__Records excerpted from a collection__
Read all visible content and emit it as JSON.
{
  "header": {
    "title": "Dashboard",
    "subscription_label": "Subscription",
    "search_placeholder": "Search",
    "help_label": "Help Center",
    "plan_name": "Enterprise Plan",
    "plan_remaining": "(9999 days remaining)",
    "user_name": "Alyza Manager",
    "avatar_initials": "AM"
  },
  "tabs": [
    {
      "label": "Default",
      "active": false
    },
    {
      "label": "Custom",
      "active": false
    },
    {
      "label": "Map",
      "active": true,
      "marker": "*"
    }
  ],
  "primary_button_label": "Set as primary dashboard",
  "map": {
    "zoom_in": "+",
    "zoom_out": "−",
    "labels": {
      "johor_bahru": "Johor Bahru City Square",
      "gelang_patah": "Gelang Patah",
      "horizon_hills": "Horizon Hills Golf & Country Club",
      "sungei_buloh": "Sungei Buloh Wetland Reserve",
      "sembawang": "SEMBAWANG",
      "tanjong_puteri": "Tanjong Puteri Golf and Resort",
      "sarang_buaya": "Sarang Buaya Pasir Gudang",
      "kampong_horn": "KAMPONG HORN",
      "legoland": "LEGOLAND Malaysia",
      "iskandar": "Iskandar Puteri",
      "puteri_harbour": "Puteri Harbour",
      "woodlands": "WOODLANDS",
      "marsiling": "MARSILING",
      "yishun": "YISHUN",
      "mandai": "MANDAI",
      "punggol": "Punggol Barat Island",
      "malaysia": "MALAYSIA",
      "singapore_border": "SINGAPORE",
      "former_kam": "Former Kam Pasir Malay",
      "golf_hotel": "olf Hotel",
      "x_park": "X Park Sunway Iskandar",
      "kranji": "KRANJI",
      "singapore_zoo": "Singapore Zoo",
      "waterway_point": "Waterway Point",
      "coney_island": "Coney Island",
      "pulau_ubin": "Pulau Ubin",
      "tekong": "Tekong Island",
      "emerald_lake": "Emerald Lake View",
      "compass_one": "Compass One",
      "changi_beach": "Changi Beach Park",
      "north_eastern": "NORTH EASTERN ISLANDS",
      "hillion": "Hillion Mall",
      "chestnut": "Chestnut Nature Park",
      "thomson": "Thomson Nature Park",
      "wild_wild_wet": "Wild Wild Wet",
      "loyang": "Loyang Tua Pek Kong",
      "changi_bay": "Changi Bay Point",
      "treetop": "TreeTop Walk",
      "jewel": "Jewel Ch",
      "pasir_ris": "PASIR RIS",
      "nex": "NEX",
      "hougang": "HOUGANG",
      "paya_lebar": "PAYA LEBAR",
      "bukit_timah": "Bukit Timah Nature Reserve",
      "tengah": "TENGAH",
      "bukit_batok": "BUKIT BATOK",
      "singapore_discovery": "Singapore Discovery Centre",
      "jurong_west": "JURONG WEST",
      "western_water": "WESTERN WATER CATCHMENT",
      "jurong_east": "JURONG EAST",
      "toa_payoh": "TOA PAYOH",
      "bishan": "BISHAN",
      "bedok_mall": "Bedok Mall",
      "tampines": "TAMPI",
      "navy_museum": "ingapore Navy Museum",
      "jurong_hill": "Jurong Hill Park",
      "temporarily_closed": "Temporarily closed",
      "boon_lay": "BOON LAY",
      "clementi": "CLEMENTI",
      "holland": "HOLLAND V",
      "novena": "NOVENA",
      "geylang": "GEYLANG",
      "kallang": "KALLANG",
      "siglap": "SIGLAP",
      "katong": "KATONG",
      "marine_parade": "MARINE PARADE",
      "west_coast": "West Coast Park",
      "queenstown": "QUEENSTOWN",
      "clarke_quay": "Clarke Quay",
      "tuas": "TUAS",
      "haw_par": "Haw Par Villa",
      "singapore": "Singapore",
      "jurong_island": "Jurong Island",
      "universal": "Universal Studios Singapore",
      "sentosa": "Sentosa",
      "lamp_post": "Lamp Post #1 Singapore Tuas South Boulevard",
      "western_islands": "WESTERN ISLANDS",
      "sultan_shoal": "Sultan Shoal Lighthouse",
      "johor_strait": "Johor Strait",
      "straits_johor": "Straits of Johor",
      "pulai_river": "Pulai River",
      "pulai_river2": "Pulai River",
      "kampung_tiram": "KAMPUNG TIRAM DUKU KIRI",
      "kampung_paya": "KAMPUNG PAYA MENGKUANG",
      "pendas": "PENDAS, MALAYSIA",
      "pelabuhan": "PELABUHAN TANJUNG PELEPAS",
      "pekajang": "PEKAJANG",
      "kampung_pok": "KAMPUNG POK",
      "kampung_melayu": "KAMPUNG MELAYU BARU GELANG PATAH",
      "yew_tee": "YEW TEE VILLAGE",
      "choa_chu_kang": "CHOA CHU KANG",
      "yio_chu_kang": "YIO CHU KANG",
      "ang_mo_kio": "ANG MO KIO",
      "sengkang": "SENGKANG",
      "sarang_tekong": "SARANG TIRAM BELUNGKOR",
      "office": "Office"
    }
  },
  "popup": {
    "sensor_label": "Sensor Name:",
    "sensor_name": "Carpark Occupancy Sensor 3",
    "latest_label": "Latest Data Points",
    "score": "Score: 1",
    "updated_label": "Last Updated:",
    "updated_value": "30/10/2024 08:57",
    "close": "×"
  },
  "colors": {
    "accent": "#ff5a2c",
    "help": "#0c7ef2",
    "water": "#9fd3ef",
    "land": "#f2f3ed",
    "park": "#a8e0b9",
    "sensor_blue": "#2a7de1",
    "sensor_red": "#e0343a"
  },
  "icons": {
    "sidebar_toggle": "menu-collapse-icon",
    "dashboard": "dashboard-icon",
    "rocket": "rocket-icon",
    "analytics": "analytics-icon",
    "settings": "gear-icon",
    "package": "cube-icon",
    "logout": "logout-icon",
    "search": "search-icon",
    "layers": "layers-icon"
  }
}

__Task to complete__
Copy out all of the lines above exactly.

__Exercise result__
Read all visible content and emit it as JSON.
{
  "header": {
    "title": "Dashboard",
    "subscription_label": "Subscription",
    "search_placeholder": "Search",
    "help_label": "Help Center",
    "plan_name": "Enterprise Plan",
    "plan_remaining": "(9999 days remaining)",
    "user_name": "Alyza Manager",
    "avatar_initials": "AM"
  },
  "tabs": [
    {
      "label": "Default",
      "active": false
    },
    {
      "label": "Custom",
      "active": false
    },
    {
      "label": "Map",
      "active": true,
      "marker": "*"
    }
  ],
  "primary_button_label": "Set as primary dashboard",
  "map": {
    "zoom_in": "+",
    "zoom_out": "−",
    "labels": {
      "johor_bahru": "Johor Bahru City Square",
      "gelang_patah": "Gelang Patah",
      "horizon_hills": "Horizon Hills Golf & Country Club",
      "sungei_buloh": "Sungei Buloh Wetland Reserve",
      "sembawang": "SEMBAWANG",
      "tanjong_puteri": "Tanjong Puteri Golf and Resort",
      "sarang_buaya": "Sarang Buaya Pasir Gudang",
      "kampong_horn": "KAMPONG HORN",
      "legoland": "LEGOLAND Malaysia",
      "iskandar": "Iskandar Puteri",
      "puteri_harbour": "Puteri Harbour",
      "woodlands": "WOODLANDS",
      "marsiling": "MARSILING",
      "yishun": "YISHUN",
      "mandai": "MANDAI",
      "punggol": "Punggol Barat Island",
      "malaysia": "MALAYSIA",
      "singapore_border": "SINGAPORE",
      "former_kam": "Former Kam Pasir Malay",
      "golf_hotel": "olf Hotel",
      "x_park": "X Park Sunway Iskandar",
      "kranji": "KRANJI",
      "singapore_zoo": "Singapore Zoo",
      "waterway_point": "Waterway Point",
      "coney_island": "Coney Island",
      "pulau_ubin": "Pulau Ubin",
      "tekong": "Tekong Island",
      "emerald_lake": "Emerald Lake View",
      "compass_one": "Compass One",
      "changi_beach": "Changi Beach Park",
      "north_eastern": "NORTH EASTERN ISLANDS",
      "hillion": "Hillion Mall",
      "chestnut": "Chestnut Nature Park",
      "thomson": "Thomson Nature Park",
      "wild_wild_wet": "Wild Wild Wet",
      "loyang": "Loyang Tua Pek Kong",
      "changi_bay": "Changi Bay Point",
      "treetop": "TreeTop Walk",
      "jewel": "Jewel Ch",
      "pasir_ris": "PASIR RIS",
      "nex": "NEX",
      "hougang": "HOUGANG",
      "paya_lebar": "PAYA LEBAR",
      "bukit_timah": "Bukit Timah Nature Reserve",
      "tengah": "TENGAH",
      "bukit_batok": "BUKIT BATOK",
      "singapore_discovery": "Singapore Discovery Centre",
      "jurong_west": "JURONG WEST",
      "western_water": "WESTERN WATER CATCHMENT",
      "jurong_east": "JURONG EAST",
      "toa_payoh": "TOA PAYOH",
      "bishan": "BISHAN",
      "bedok_mall": "Bedok Mall",
      "tampines": "TAMPI",
      "navy_museum": "ingapore Navy Museum",
      "jurong_hill": "Jurong Hill Park",
      "temporarily_closed": "Temporarily closed",
      "boon_lay": "BOON LAY",
      "clementi": "CLEMENTI",
      "holland": "HOLLAND V",
      "novena": "NOVENA",
      "geylang": "GEYLANG",
      "kallang": "KALLANG",
      "siglap": "SIGLAP",
      "katong": "KATONG",
      "marine_parade": "MARINE PARADE",
      "west_coast": "West Coast Park",
      "queenstown": "QUEENSTOWN",
      "clarke_quay": "Clarke Quay",
      "tuas": "TUAS",
      "haw_par": "Haw Par Villa",
      "singapore": "Singapore",
      "jurong_island": "Jurong Island",
      "universal": "Universal Studios Singapore",
      "sentosa": "Sentosa",
      "lamp_post": "Lamp Post #1 Singapore Tuas South Boulevard",
      "western_islands": "WESTERN ISLANDS",
      "sultan_shoal": "Sultan Shoal Lighthouse",
      "johor_strait": "Johor Strait",
      "straits_johor": "Straits of Johor",
      "pulai_river": "Pulai River",
      "pulai_river2": "Pulai River",
      "kampung_tiram": "KAMPUNG TIRAM DUKU KIRI",
      "kampung_paya": "KAMPUNG PAYA MENGKUANG",
      "pendas": "PENDAS, MALAYSIA",
      "pelabuhan": "PELABUHAN TANJUNG PELEPAS",
      "pekajang": "PEKAJANG",
      "kampung_pok": "KAMPUNG POK",
      "kampung_melayu": "KAMPUNG MELAYU BARU GELANG PATAH",
      "yew_tee": "YEW TEE VILLAGE",
      "choa_chu_kang": "CHOA CHU KANG",
      "yio_chu_kang": "YIO CHU KANG",
      "ang_mo_kio": "ANG MO KIO",
      "sengkang": "SENGKANG",
      "sarang_tekong": "SARANG TIRAM BELUNGKOR",
      "office": "Office"
    }
  },
  "popup": {
    "sensor_label": "Sensor Name:",
    "sensor_name": "Carpark Occupancy Sensor 3",
    "latest_label": "Latest Data Points",
    "score": "Score: 1",
    "updated_label": "Last Updated:",
    "updated_value": "30/10/2024 08:57",
    "close": "×"
  },
  "colors": {
    "accent": "#ff5a2c",
    "help": "#0c7ef2",
    "water": "#9fd3ef",
    "land": "#f2f3ed",
    "park": "#a8e0b9",
    "sensor_blue": "#2a7de1",
    "sensor_red": "#e0343a"
  },
  "icons": {
    "sidebar_toggle": "menu-collapse-icon",
    "dashboard": "dashboard-icon",
    "rocket": "rocket-icon",
    "analytics": "analytics-icon",
    "settings": "gear-icon",
    "package": "cube-icon",
    "logout": "logout-icon",
    "search": "search-icon",
    "layers": "layers-icon"
  }
}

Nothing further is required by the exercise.